> WORK TO BE COMPLETED
Change every "annotation" to "note" in the records, from their start through the line containing "Find all labels, buttons, inputs, and", and give those lines back otherwise unchanged. Leave the pictures out.

(Element position data)
▼▼▼
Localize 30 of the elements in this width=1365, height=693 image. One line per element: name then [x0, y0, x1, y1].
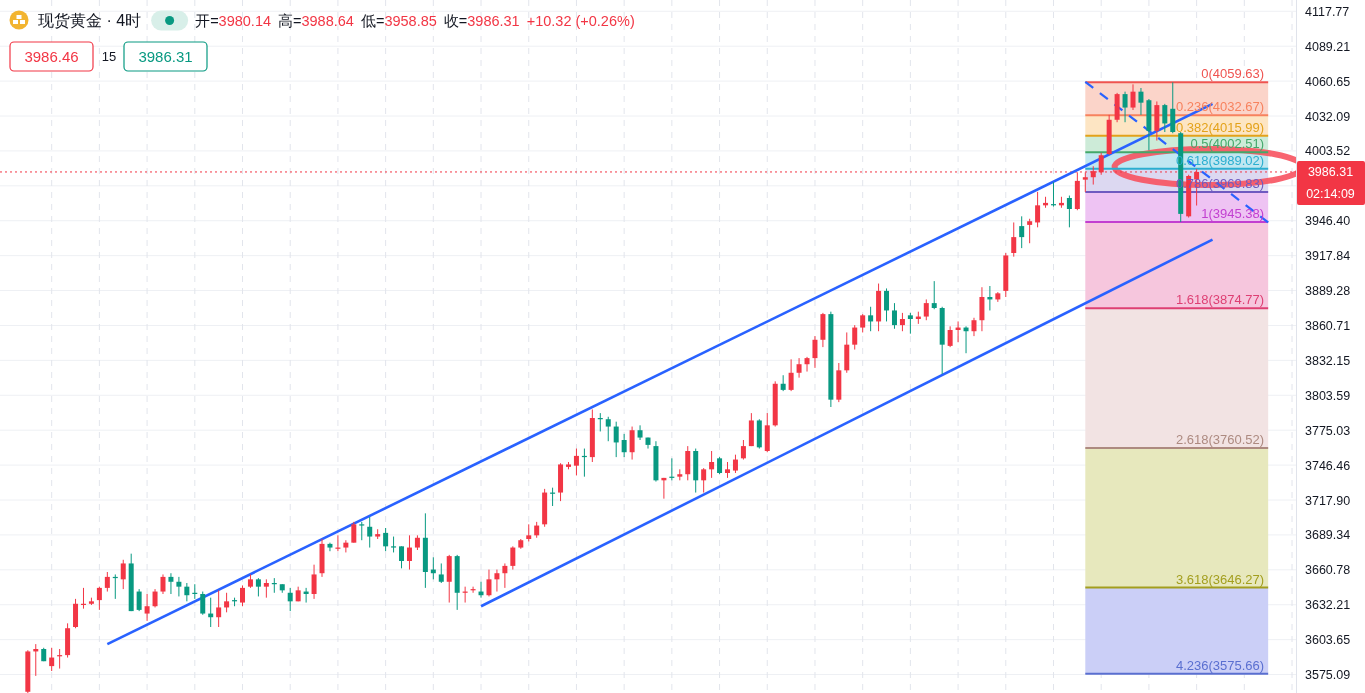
ytick: 4032.09 [1305, 109, 1351, 124]
ytick: 3889.28 [1305, 284, 1351, 299]
ytick: 4117.77 [1305, 4, 1350, 19]
ytick: 3746.46 [1305, 458, 1351, 473]
ytick: 3660.78 [1305, 563, 1351, 578]
annotation: 3986.46 [24, 48, 79, 65]
ytick: 3946.40 [1305, 214, 1351, 229]
ytick: 3689.34 [1305, 528, 1351, 543]
price-tag-label: 3986.31 [1307, 165, 1354, 180]
ytick: 3603.65 [1305, 633, 1351, 648]
ytick: 3860.71 [1305, 318, 1351, 333]
title: 现货黄金 · 4时 [38, 12, 142, 29]
annotation: 02:14:09 [1306, 186, 1355, 201]
annotation: 低=3958.85 [360, 13, 437, 29]
annotation: 3986.31 [138, 48, 193, 65]
ytick: 3575.09 [1305, 668, 1351, 683]
ytick: 3917.84 [1305, 249, 1351, 264]
ytick: 3775.03 [1305, 423, 1351, 438]
ytick: 4089.21 [1305, 39, 1351, 54]
ytick: 3832.15 [1305, 353, 1351, 368]
ytick: 3632.21 [1305, 598, 1351, 613]
annotation: 开=3980.14 [195, 13, 271, 29]
annotation: +10.32 (+0.26%) [526, 13, 635, 29]
annotation: 15 [101, 49, 117, 64]
annotation: 收=3986.31 [443, 13, 520, 29]
annotation: 高=3988.64 [278, 13, 354, 29]
ytick: 3717.90 [1305, 493, 1351, 508]
ytick: 4060.65 [1305, 74, 1351, 89]
ytick: 3803.59 [1305, 388, 1351, 403]
ytick: 4003.52 [1305, 144, 1351, 159]
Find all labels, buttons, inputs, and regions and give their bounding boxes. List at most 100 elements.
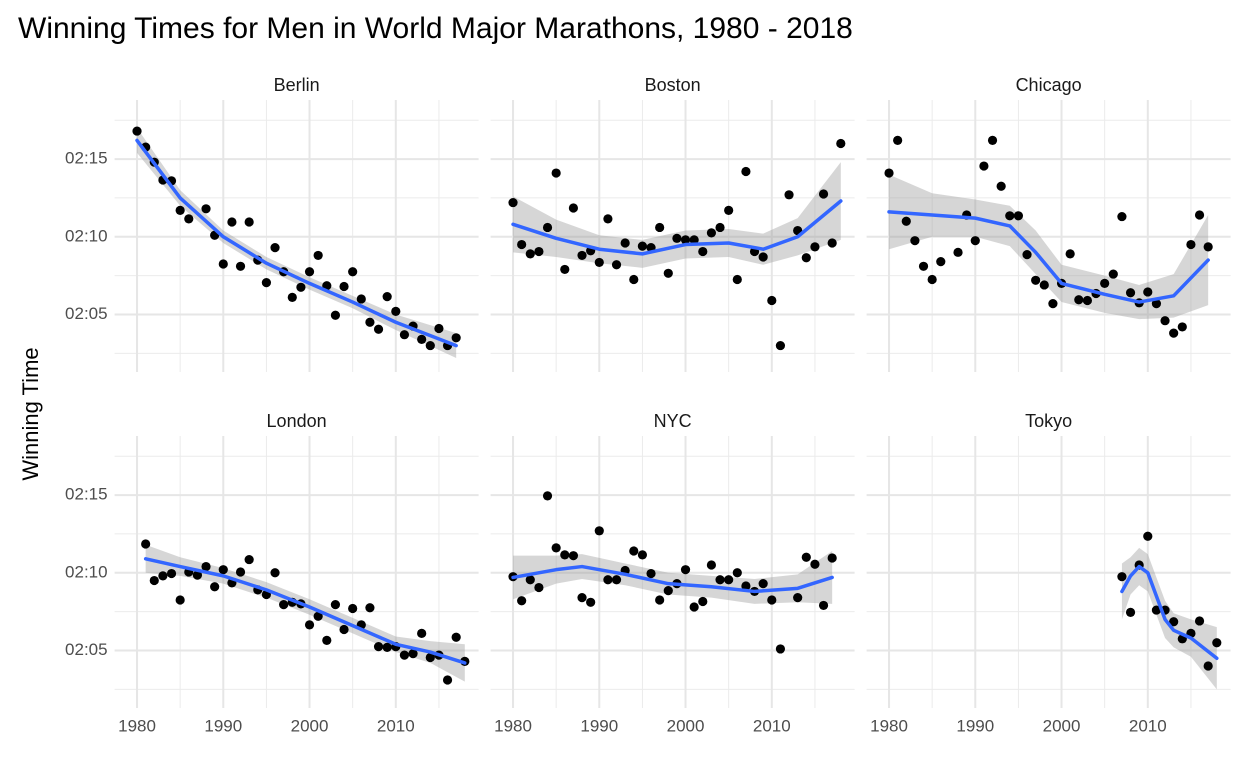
- data-point: [270, 568, 280, 578]
- data-point: [551, 168, 561, 178]
- data-point: [304, 267, 315, 277]
- data-point: [987, 135, 998, 146]
- x-tick-label: 1990: [580, 716, 618, 735]
- data-point: [1186, 239, 1196, 250]
- data-point: [577, 593, 587, 603]
- smooth-line: [143, 557, 467, 665]
- data-point: [732, 274, 742, 285]
- data-point: [884, 168, 894, 178]
- data-point: [1160, 316, 1170, 326]
- data-point: [758, 579, 768, 589]
- data-point: [927, 274, 937, 285]
- data-point: [391, 306, 401, 316]
- data-point: [517, 239, 527, 250]
- data-point: [603, 214, 613, 224]
- data-point: [1082, 295, 1093, 306]
- data-point: [1194, 210, 1205, 220]
- data-point: [637, 550, 648, 560]
- chart-title: Winning Times for Men in World Major Mar…: [18, 12, 853, 45]
- data-point: [244, 554, 254, 565]
- data-point: [517, 596, 527, 606]
- data-point: [365, 317, 375, 327]
- data-point: [560, 264, 570, 275]
- data-point: [629, 546, 639, 556]
- data-point: [330, 310, 341, 320]
- data-point: [1151, 299, 1162, 309]
- data-point: [577, 250, 587, 261]
- data-point: [732, 568, 742, 578]
- data-point: [201, 561, 211, 572]
- x-tick-label: 1980: [494, 716, 532, 735]
- data-point: [698, 596, 708, 607]
- y-tick-label: 02:10: [65, 226, 108, 245]
- data-point: [1177, 322, 1187, 332]
- data-point: [132, 126, 142, 136]
- data-point: [382, 292, 392, 302]
- data-point: [818, 600, 829, 611]
- data-point: [655, 222, 665, 233]
- data-point: [365, 603, 375, 613]
- data-point: [646, 568, 656, 579]
- x-tick-label: 2000: [1043, 716, 1081, 735]
- data-point: [201, 204, 211, 214]
- data-point: [218, 565, 228, 575]
- data-point: [810, 559, 820, 569]
- x-tick-label: 2000: [291, 716, 329, 735]
- y-tick-label: 02:05: [65, 304, 108, 323]
- data-point: [715, 222, 725, 233]
- data-point: [1013, 211, 1024, 221]
- facet-title: Chicago: [1016, 75, 1082, 95]
- x-tick-label: 2010: [1129, 716, 1167, 735]
- data-point: [1022, 250, 1032, 260]
- data-point: [184, 214, 194, 224]
- data-point: [270, 243, 280, 253]
- smooth-line: [511, 199, 843, 256]
- data-point: [680, 565, 691, 575]
- data-point: [767, 295, 777, 306]
- data-point: [568, 203, 579, 213]
- data-point: [663, 268, 673, 278]
- y-tick-label: 02:05: [65, 640, 108, 659]
- data-point: [594, 257, 604, 268]
- data-point: [235, 567, 246, 577]
- data-point: [425, 340, 435, 351]
- data-point: [442, 675, 453, 685]
- data-point: [296, 282, 306, 292]
- data-point: [784, 190, 794, 200]
- data-point: [227, 217, 237, 227]
- data-point: [434, 323, 444, 334]
- data-point: [373, 642, 384, 652]
- confidence-band: [145, 544, 465, 682]
- data-point: [417, 628, 427, 638]
- data-point: [611, 575, 622, 585]
- data-point: [706, 560, 717, 570]
- data-point: [603, 575, 613, 585]
- data-point: [568, 551, 579, 561]
- data-point: [218, 259, 228, 269]
- confidence-band: [1121, 547, 1217, 690]
- data-point: [244, 217, 254, 227]
- data-point: [1074, 295, 1084, 305]
- data-point: [1194, 616, 1205, 626]
- data-point: [399, 330, 410, 340]
- data-point: [611, 260, 622, 270]
- data-point: [210, 582, 220, 592]
- data-point: [637, 241, 648, 251]
- x-tick-label: 2010: [753, 716, 791, 735]
- data-point: [408, 649, 418, 659]
- data-point: [175, 595, 185, 605]
- data-point: [629, 274, 639, 285]
- data-point: [1143, 531, 1153, 541]
- data-point: [399, 650, 410, 660]
- data-point: [451, 333, 461, 343]
- data-point: [1108, 269, 1118, 279]
- data-point: [586, 597, 596, 607]
- data-point: [1117, 211, 1127, 222]
- data-point: [304, 620, 315, 630]
- data-point: [149, 575, 159, 586]
- data-point: [953, 247, 963, 257]
- data-point: [1005, 211, 1015, 221]
- facet-title: Boston: [645, 75, 701, 95]
- data-point: [451, 632, 461, 642]
- data-point: [356, 294, 366, 304]
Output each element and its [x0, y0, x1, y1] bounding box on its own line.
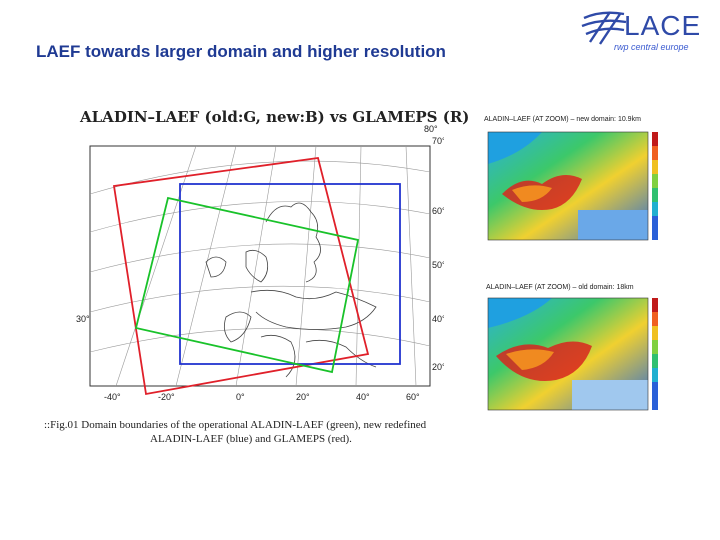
lat-label-60: 60° — [432, 206, 444, 216]
figure-caption: ::Fig.01 Domain boundaries of the operat… — [44, 418, 474, 446]
lat-label-50: 50° — [432, 260, 444, 270]
zoom-panel-new — [487, 131, 658, 241]
logo-subtitle: rwp central europe — [614, 42, 689, 52]
lat-label-30: 30° — [76, 314, 90, 324]
lon-label-40: 40° — [356, 392, 370, 402]
lon-label-20: 20° — [296, 392, 310, 402]
domain-map: 70° 60° 50° 40° 30° 20° -40° -20° 0° 20°… — [76, 124, 444, 402]
slide-title: LAEF towards larger domain and higher re… — [36, 42, 446, 61]
lon-label-m20: -20° — [158, 392, 175, 402]
caption-line-2: ALADIN-LAEF (blue) and GLAMEPS (red). — [150, 433, 352, 445]
zoom-panel-old — [487, 297, 658, 411]
lace-logo: LACE rwp central europe — [580, 8, 710, 60]
lat-label-40: 40° — [432, 314, 444, 324]
lat-label-20: 20° — [432, 362, 444, 372]
logo-name: LACE — [624, 10, 702, 41]
caption-line-1: ::Fig.01 Domain boundaries of the operat… — [44, 419, 427, 431]
lon-label-0: 0° — [236, 392, 245, 402]
lon-label-m40: -40° — [104, 392, 121, 402]
lon-label-80: 80° — [424, 124, 438, 134]
lat-label-70: 70° — [432, 136, 444, 146]
zoom-panel-title-old: ALADIN–LAEF (AT ZOOM) – old domain: 18km — [486, 284, 634, 291]
map-title: ALADIN–LAEF (old:G, new:B) vs GLAMEPS (R… — [80, 108, 470, 126]
swoosh-arrows-icon — [581, 11, 627, 45]
lon-label-60: 60° — [406, 392, 420, 402]
zoom-panel-title-new: ALADIN–LAEF (AT ZOOM) – new domain: 10.9… — [484, 116, 641, 123]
▲▲▲
> EXERCISE SOLUTION
Localize 30 of the elements in this width=1365, height=693 image. One line per element: name then [x0, y0, x1, y1].
ytick: 4032.09 [1305, 109, 1351, 124]
ytick: 3889.28 [1305, 284, 1351, 299]
ytick: 4117.77 [1305, 4, 1350, 19]
ytick: 3746.46 [1305, 458, 1351, 473]
ytick: 3660.78 [1305, 563, 1351, 578]
note: 3986.46 [24, 48, 79, 65]
ytick: 3946.40 [1305, 214, 1351, 229]
ytick: 3689.34 [1305, 528, 1351, 543]
price-tag-label: 3986.31 [1307, 165, 1354, 180]
ytick: 3603.65 [1305, 633, 1351, 648]
ytick: 3860.71 [1305, 318, 1351, 333]
title: 现货黄金 · 4时 [38, 12, 142, 29]
note: 02:14:09 [1306, 186, 1355, 201]
note: 低=3958.85 [360, 13, 437, 29]
note: 3986.31 [138, 48, 193, 65]
ytick: 3575.09 [1305, 668, 1351, 683]
ytick: 3917.84 [1305, 249, 1351, 264]
ytick: 3775.03 [1305, 423, 1351, 438]
ytick: 4089.21 [1305, 39, 1351, 54]
ytick: 3832.15 [1305, 353, 1351, 368]
ytick: 3632.21 [1305, 598, 1351, 613]
note: 开=3980.14 [195, 13, 271, 29]
note: +10.32 (+0.26%) [526, 13, 635, 29]
note: 15 [101, 49, 117, 64]
note: 收=3986.31 [443, 13, 520, 29]
note: 高=3988.64 [278, 13, 354, 29]
ytick: 3717.90 [1305, 493, 1351, 508]
ytick: 4060.65 [1305, 74, 1351, 89]
ytick: 3803.59 [1305, 388, 1351, 403]
ytick: 4003.52 [1305, 144, 1351, 159]
Find all labels, buttons, inputs, and regions and give their bounding boxes. List at most 100 elements.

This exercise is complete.